start Data records
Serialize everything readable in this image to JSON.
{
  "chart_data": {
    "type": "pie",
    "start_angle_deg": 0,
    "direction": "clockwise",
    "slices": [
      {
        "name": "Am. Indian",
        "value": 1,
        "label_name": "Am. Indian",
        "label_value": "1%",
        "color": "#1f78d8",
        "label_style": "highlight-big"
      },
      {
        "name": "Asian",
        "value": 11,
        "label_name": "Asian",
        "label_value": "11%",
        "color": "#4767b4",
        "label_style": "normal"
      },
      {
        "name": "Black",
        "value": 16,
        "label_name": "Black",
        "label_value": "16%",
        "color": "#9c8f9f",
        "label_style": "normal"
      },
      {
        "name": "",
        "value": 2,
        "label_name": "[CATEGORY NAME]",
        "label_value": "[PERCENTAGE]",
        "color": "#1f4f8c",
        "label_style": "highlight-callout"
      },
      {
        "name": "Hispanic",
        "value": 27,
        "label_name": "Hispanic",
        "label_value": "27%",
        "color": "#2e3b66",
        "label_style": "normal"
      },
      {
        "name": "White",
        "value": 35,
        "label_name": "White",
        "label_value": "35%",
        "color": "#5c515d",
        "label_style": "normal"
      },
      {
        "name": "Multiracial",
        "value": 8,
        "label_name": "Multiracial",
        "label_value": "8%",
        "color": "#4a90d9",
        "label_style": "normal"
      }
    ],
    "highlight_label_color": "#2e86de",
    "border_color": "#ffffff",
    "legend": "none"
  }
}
end Data records
start Data records
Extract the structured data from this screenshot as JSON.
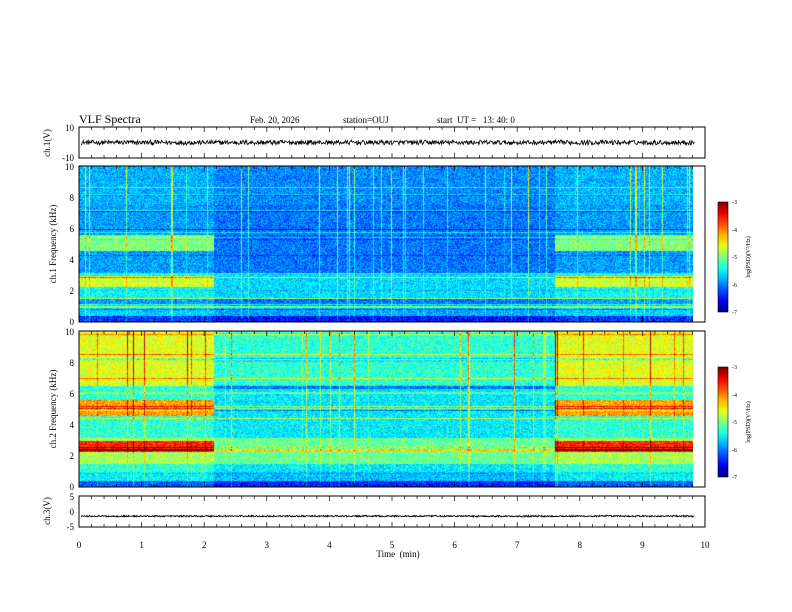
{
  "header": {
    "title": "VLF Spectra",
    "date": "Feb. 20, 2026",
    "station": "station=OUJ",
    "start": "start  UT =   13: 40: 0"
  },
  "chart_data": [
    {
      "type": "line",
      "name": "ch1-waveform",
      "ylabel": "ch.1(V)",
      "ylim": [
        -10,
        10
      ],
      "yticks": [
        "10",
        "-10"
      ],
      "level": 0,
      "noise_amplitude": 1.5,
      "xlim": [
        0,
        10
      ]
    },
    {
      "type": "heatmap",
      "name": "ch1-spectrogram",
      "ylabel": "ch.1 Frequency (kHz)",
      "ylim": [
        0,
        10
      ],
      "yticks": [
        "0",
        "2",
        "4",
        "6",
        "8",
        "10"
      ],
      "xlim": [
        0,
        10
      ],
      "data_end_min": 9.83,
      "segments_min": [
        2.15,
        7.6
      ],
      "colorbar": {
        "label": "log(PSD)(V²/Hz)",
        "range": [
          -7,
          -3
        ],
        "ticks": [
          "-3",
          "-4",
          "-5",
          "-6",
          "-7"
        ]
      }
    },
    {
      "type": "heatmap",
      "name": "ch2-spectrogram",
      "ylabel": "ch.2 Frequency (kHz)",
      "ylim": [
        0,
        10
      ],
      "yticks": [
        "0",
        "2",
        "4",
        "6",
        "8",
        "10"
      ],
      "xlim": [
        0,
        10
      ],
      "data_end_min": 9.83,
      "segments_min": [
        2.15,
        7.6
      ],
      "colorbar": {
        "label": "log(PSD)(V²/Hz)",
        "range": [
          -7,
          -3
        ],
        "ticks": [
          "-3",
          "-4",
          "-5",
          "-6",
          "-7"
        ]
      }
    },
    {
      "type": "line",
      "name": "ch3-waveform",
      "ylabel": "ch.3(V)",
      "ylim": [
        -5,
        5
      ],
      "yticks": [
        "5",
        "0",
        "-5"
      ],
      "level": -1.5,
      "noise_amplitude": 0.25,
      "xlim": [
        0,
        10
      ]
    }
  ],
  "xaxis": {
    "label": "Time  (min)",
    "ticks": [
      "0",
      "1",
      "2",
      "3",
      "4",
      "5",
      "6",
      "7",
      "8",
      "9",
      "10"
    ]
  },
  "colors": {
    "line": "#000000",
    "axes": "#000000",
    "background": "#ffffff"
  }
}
end Data records
(What the task requires):
Copy all lines from the listing that contain "Multiracial".

(Answer for the task):
        "name": "Multiracial",
        "label_name": "Multiracial",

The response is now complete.